### Task description
Determine how many lines in the entries below include "معاهداته". The reply should be that number and nothing else.

=======

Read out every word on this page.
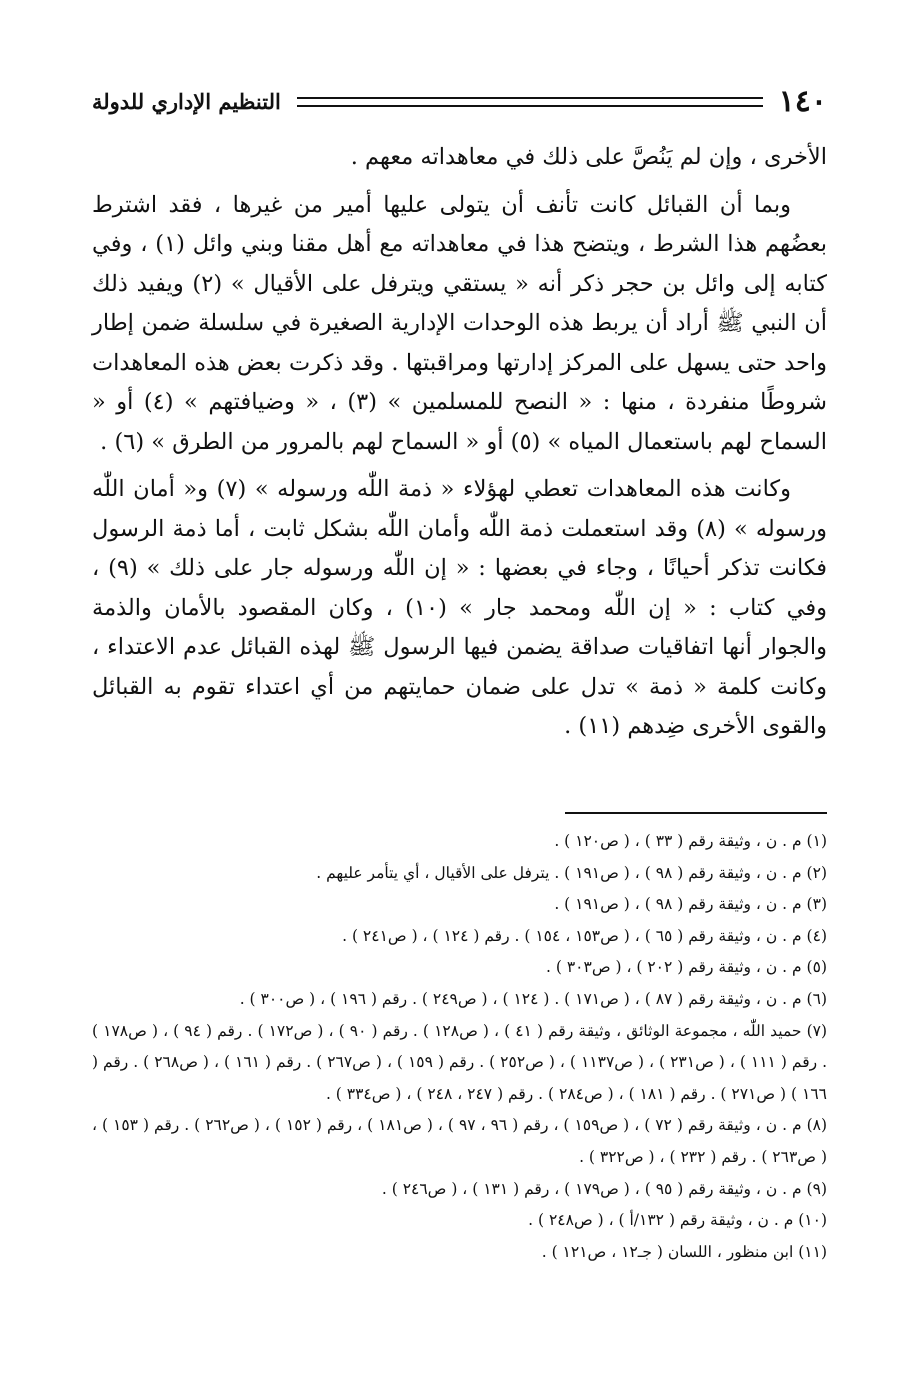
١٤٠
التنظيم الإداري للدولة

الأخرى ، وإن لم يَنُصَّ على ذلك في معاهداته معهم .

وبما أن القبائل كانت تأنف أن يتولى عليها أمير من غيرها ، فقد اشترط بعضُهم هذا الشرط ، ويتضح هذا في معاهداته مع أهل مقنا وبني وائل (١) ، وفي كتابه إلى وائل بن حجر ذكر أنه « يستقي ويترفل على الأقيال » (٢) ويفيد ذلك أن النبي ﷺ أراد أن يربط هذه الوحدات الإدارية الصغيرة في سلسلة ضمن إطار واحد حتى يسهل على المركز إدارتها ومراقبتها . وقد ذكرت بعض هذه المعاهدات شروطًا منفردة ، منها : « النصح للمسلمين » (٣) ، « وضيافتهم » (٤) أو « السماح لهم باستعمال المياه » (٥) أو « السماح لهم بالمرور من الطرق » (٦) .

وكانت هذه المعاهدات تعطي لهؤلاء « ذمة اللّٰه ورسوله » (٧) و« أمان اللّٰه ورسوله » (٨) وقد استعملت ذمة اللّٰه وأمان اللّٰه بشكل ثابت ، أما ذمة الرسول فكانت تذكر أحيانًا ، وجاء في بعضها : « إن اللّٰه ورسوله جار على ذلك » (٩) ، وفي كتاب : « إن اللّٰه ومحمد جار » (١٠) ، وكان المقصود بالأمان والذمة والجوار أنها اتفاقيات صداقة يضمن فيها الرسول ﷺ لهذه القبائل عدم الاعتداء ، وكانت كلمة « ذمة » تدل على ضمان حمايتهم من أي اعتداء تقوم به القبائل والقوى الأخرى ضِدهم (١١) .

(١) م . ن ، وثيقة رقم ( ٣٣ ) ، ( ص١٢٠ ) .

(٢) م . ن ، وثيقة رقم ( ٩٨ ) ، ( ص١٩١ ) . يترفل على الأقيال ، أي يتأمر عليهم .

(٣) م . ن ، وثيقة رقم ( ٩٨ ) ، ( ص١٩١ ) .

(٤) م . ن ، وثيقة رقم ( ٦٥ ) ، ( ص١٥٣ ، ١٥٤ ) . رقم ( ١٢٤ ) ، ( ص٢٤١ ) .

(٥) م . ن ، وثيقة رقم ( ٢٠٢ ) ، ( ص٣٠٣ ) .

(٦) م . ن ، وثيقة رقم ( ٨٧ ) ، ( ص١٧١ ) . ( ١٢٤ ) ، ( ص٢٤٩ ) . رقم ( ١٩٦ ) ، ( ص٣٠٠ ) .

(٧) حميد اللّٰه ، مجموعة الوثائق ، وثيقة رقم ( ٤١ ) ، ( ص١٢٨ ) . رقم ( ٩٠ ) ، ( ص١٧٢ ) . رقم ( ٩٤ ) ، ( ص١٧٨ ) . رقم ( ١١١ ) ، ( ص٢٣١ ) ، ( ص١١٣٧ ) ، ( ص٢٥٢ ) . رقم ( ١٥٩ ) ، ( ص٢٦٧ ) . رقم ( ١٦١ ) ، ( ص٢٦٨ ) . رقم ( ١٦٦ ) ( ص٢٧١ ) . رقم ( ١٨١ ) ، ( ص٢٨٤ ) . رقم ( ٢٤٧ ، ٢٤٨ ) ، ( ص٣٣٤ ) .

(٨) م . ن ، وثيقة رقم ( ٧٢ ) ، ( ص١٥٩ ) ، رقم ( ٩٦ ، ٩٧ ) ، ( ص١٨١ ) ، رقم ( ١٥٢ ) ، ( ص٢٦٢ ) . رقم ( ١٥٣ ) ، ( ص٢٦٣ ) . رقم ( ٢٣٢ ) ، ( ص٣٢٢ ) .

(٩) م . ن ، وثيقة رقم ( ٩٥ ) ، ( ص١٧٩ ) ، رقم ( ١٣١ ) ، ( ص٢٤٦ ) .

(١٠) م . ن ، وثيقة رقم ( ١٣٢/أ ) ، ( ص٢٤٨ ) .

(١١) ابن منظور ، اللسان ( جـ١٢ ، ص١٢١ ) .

=======

### Expected answer
2